**Activity:** Verbatim transcription with images omitted: return the entries below in full.

**Dataset records:**
* * *
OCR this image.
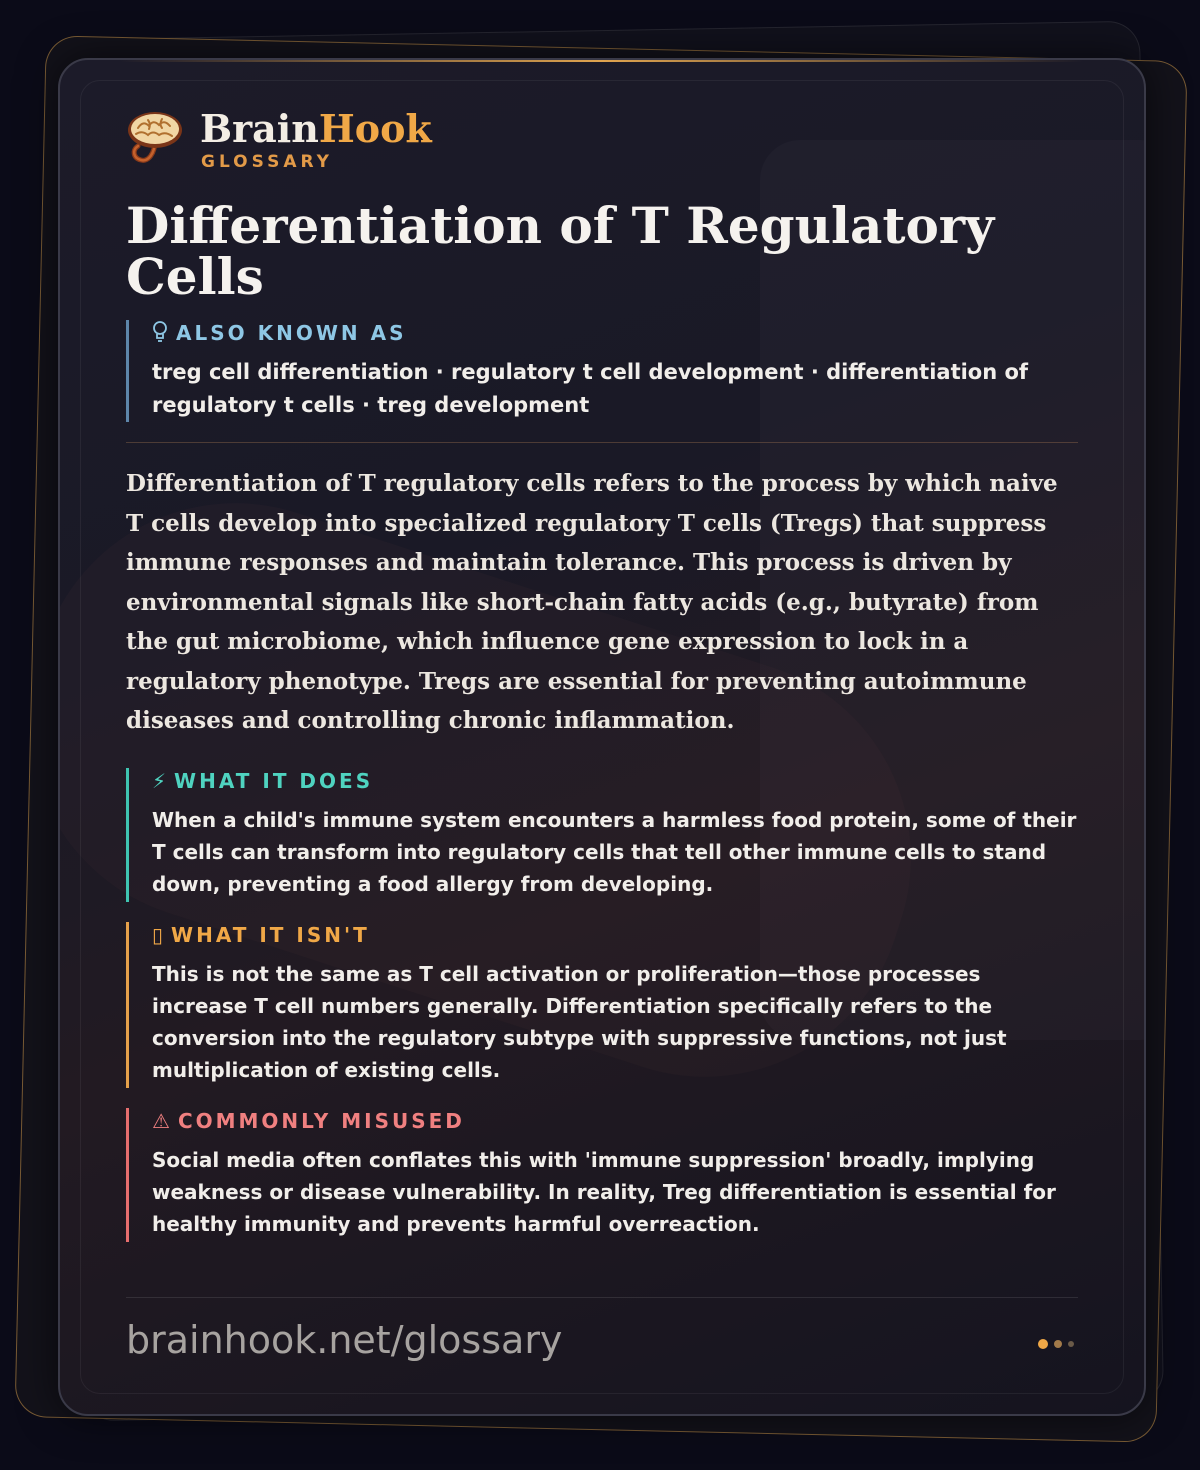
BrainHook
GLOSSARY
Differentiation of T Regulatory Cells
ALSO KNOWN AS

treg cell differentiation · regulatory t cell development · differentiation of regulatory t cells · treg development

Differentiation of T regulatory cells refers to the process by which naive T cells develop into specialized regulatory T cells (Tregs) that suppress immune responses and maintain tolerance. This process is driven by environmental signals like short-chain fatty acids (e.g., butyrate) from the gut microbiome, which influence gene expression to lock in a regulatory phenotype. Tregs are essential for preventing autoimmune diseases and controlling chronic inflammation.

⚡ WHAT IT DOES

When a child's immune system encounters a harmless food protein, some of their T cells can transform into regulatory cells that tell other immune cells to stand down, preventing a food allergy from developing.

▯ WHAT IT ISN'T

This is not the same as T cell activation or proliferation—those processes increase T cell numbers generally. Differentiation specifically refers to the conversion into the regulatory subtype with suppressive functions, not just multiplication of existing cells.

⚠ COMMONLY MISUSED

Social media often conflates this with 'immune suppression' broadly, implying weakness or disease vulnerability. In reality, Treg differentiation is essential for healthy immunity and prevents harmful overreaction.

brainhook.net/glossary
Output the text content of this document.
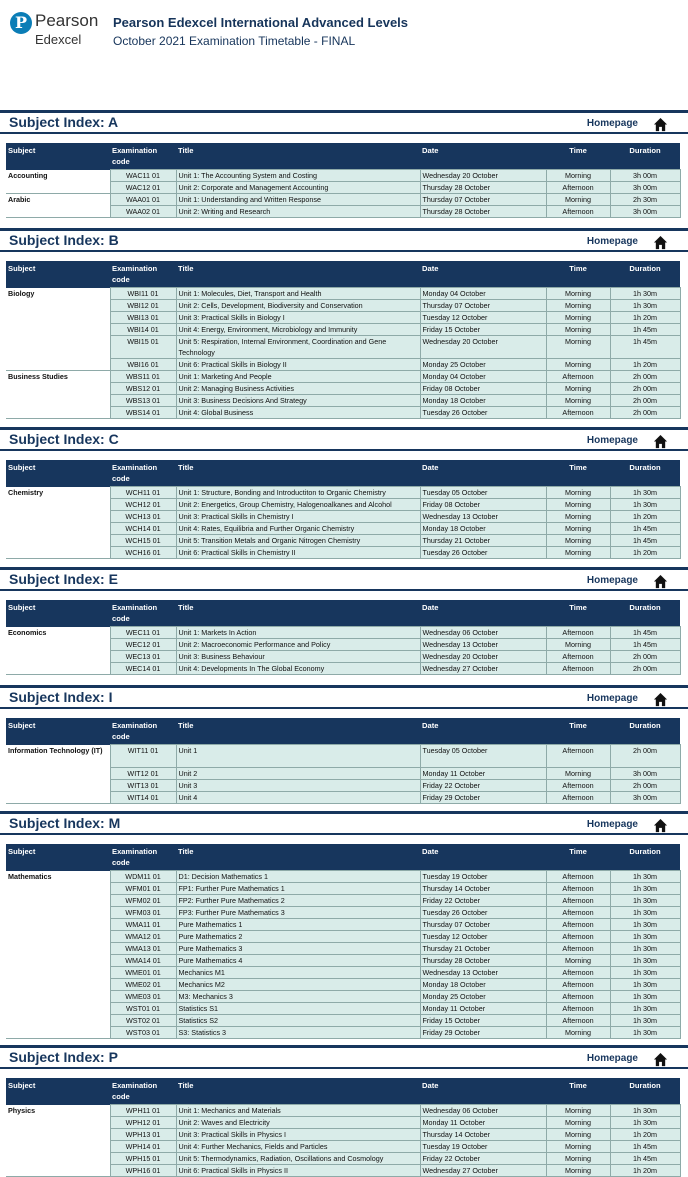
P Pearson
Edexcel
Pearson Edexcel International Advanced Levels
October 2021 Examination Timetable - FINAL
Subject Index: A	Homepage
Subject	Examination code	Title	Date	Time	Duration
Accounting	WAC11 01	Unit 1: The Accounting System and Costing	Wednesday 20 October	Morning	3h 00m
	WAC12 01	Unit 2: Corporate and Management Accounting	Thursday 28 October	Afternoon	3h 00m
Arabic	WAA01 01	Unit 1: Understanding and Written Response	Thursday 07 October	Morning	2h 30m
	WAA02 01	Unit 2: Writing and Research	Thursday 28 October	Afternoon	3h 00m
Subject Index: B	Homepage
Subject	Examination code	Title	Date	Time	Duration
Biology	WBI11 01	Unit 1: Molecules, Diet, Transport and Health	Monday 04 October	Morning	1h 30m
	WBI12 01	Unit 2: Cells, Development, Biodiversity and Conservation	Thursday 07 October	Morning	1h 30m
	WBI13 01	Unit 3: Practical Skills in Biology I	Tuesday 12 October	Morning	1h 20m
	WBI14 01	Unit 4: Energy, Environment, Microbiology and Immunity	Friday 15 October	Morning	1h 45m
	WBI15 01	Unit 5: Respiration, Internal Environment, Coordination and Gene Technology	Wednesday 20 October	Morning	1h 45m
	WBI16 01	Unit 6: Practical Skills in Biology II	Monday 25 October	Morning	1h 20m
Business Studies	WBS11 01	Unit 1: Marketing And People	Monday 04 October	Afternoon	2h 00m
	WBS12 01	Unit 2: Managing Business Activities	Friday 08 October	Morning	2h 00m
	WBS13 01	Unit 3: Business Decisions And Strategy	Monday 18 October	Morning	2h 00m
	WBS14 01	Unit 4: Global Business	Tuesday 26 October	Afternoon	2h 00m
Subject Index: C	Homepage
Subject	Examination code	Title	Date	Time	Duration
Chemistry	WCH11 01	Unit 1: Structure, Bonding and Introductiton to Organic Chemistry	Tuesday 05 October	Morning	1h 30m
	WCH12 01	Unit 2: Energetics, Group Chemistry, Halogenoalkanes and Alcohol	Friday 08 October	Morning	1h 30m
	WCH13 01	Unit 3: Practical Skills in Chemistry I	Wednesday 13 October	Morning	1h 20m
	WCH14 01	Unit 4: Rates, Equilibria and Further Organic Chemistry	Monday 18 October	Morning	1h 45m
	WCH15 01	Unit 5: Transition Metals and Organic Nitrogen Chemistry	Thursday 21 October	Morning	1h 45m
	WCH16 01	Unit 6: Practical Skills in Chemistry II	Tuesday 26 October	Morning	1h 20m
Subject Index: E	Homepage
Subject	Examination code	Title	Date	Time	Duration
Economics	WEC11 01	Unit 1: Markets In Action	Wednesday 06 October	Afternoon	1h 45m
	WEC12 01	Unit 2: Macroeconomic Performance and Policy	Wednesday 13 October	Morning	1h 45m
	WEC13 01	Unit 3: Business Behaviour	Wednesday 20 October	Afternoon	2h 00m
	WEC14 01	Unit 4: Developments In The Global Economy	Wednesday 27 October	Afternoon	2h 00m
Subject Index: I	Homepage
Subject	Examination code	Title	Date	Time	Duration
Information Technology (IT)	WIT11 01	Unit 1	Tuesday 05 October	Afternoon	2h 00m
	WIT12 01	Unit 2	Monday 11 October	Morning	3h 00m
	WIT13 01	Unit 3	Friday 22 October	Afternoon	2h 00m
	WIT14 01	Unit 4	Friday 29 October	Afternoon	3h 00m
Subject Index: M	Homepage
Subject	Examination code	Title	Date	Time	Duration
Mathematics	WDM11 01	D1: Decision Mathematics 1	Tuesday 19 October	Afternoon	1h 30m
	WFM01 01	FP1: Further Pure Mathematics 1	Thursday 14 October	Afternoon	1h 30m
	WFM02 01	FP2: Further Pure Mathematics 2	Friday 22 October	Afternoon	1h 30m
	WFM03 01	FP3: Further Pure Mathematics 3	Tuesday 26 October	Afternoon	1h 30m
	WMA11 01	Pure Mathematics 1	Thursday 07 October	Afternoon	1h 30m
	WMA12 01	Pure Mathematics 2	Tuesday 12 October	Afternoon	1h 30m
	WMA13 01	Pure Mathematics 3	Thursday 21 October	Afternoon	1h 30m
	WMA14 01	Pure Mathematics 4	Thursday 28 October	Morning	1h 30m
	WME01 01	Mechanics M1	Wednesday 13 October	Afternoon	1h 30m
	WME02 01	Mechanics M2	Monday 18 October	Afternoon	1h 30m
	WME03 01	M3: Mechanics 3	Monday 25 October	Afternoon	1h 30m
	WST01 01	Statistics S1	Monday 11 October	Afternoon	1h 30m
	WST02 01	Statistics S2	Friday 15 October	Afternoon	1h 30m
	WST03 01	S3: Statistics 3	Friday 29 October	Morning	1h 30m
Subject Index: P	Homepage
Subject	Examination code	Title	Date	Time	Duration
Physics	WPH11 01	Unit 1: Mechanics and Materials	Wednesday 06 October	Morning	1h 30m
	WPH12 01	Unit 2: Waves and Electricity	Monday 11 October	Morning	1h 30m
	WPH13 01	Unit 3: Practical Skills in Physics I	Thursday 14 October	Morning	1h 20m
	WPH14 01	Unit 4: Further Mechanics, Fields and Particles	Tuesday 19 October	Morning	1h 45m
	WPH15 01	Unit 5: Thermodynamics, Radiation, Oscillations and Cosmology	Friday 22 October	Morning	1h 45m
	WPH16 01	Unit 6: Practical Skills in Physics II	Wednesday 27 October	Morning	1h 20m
* * *
**Finished exercise:**
OCR this image.
BrainHook
GLOSSARY
Differentiation of T Regulatory Cells
ALSO KNOWN AS

treg cell differentiation · regulatory t cell development · differentiation of regulatory t cells · treg development

Differentiation of T regulatory cells refers to the process by which naive T cells develop into specialized regulatory T cells (Tregs) that suppress immune responses and maintain tolerance. This process is driven by environmental signals like short-chain fatty acids (e.g., butyrate) from the gut microbiome, which influence gene expression to lock in a regulatory phenotype. Tregs are essential for preventing autoimmune diseases and controlling chronic inflammation.

⚡ WHAT IT DOES

When a child's immune system encounters a harmless food protein, some of their T cells can transform into regulatory cells that tell other immune cells to stand down, preventing a food allergy from developing.

▯ WHAT IT ISN'T

This is not the same as T cell activation or proliferation—those processes increase T cell numbers generally. Differentiation specifically refers to the conversion into the regulatory subtype with suppressive functions, not just multiplication of existing cells.

⚠ COMMONLY MISUSED

Social media often conflates this with 'immune suppression' broadly, implying weakness or disease vulnerability. In reality, Treg differentiation is essential for healthy immunity and prevents harmful overreaction.

brainhook.net/glossary
Output the text content of this document.
P Pearson
Edexcel
Pearson Edexcel International Advanced Levels
October 2021 Examination Timetable - FINAL
Subject Index: A	Homepage
Subject	Examination code	Title	Date	Time	Duration
Accounting	WAC11 01	Unit 1: The Accounting System and Costing	Wednesday 20 October	Morning	3h 00m
	WAC12 01	Unit 2: Corporate and Management Accounting	Thursday 28 October	Afternoon	3h 00m
Arabic	WAA01 01	Unit 1: Understanding and Written Response	Thursday 07 October	Morning	2h 30m
	WAA02 01	Unit 2: Writing and Research	Thursday 28 October	Afternoon	3h 00m
Subject Index: B	Homepage
Subject	Examination code	Title	Date	Time	Duration
Biology	WBI11 01	Unit 1: Molecules, Diet, Transport and Health	Monday 04 October	Morning	1h 30m
	WBI12 01	Unit 2: Cells, Development, Biodiversity and Conservation	Thursday 07 October	Morning	1h 30m
	WBI13 01	Unit 3: Practical Skills in Biology I	Tuesday 12 October	Morning	1h 20m
	WBI14 01	Unit 4: Energy, Environment, Microbiology and Immunity	Friday 15 October	Morning	1h 45m
	WBI15 01	Unit 5: Respiration, Internal Environment, Coordination and Gene Technology	Wednesday 20 October	Morning	1h 45m
	WBI16 01	Unit 6: Practical Skills in Biology II	Monday 25 October	Morning	1h 20m
Business Studies	WBS11 01	Unit 1: Marketing And People	Monday 04 October	Afternoon	2h 00m
	WBS12 01	Unit 2: Managing Business Activities	Friday 08 October	Morning	2h 00m
	WBS13 01	Unit 3: Business Decisions And Strategy	Monday 18 October	Morning	2h 00m
	WBS14 01	Unit 4: Global Business	Tuesday 26 October	Afternoon	2h 00m
Subject Index: C	Homepage
Subject	Examination code	Title	Date	Time	Duration
Chemistry	WCH11 01	Unit 1: Structure, Bonding and Introductiton to Organic Chemistry	Tuesday 05 October	Morning	1h 30m
	WCH12 01	Unit 2: Energetics, Group Chemistry, Halogenoalkanes and Alcohol	Friday 08 October	Morning	1h 30m
	WCH13 01	Unit 3: Practical Skills in Chemistry I	Wednesday 13 October	Morning	1h 20m
	WCH14 01	Unit 4: Rates, Equilibria and Further Organic Chemistry	Monday 18 October	Morning	1h 45m
	WCH15 01	Unit 5: Transition Metals and Organic Nitrogen Chemistry	Thursday 21 October	Morning	1h 45m
	WCH16 01	Unit 6: Practical Skills in Chemistry II	Tuesday 26 October	Morning	1h 20m
Subject Index: E	Homepage
Subject	Examination code	Title	Date	Time	Duration
Economics	WEC11 01	Unit 1: Markets In Action	Wednesday 06 October	Afternoon	1h 45m
	WEC12 01	Unit 2: Macroeconomic Performance and Policy	Wednesday 13 October	Morning	1h 45m
	WEC13 01	Unit 3: Business Behaviour	Wednesday 20 October	Afternoon	2h 00m
	WEC14 01	Unit 4: Developments In The Global Economy	Wednesday 27 October	Afternoon	2h 00m
Subject Index: I	Homepage
Subject	Examination code	Title	Date	Time	Duration
Information Technology (IT)	WIT11 01	Unit 1	Tuesday 05 October	Afternoon	2h 00m
	WIT12 01	Unit 2	Monday 11 October	Morning	3h 00m
	WIT13 01	Unit 3	Friday 22 October	Afternoon	2h 00m
	WIT14 01	Unit 4	Friday 29 October	Afternoon	3h 00m
Subject Index: M	Homepage
Subject	Examination code	Title	Date	Time	Duration
Mathematics	WDM11 01	D1: Decision Mathematics 1	Tuesday 19 October	Afternoon	1h 30m
	WFM01 01	FP1: Further Pure Mathematics 1	Thursday 14 October	Afternoon	1h 30m
	WFM02 01	FP2: Further Pure Mathematics 2	Friday 22 October	Afternoon	1h 30m
	WFM03 01	FP3: Further Pure Mathematics 3	Tuesday 26 October	Afternoon	1h 30m
	WMA11 01	Pure Mathematics 1	Thursday 07 October	Afternoon	1h 30m
	WMA12 01	Pure Mathematics 2	Tuesday 12 October	Afternoon	1h 30m
	WMA13 01	Pure Mathematics 3	Thursday 21 October	Afternoon	1h 30m
	WMA14 01	Pure Mathematics 4	Thursday 28 October	Morning	1h 30m
	WME01 01	Mechanics M1	Wednesday 13 October	Afternoon	1h 30m
	WME02 01	Mechanics M2	Monday 18 October	Afternoon	1h 30m
	WME03 01	M3: Mechanics 3	Monday 25 October	Afternoon	1h 30m
	WST01 01	Statistics S1	Monday 11 October	Afternoon	1h 30m
	WST02 01	Statistics S2	Friday 15 October	Afternoon	1h 30m
	WST03 01	S3: Statistics 3	Friday 29 October	Morning	1h 30m
Subject Index: P	Homepage
Subject	Examination code	Title	Date	Time	Duration
Physics	WPH11 01	Unit 1: Mechanics and Materials	Wednesday 06 October	Morning	1h 30m
	WPH12 01	Unit 2: Waves and Electricity	Monday 11 October	Morning	1h 30m
	WPH13 01	Unit 3: Practical Skills in Physics I	Thursday 14 October	Morning	1h 20m
	WPH14 01	Unit 4: Further Mechanics, Fields and Particles	Tuesday 19 October	Morning	1h 45m
	WPH15 01	Unit 5: Thermodynamics, Radiation, Oscillations and Cosmology	Friday 22 October	Morning	1h 45m
	WPH16 01	Unit 6: Practical Skills in Physics II	Wednesday 27 October	Morning	1h 20m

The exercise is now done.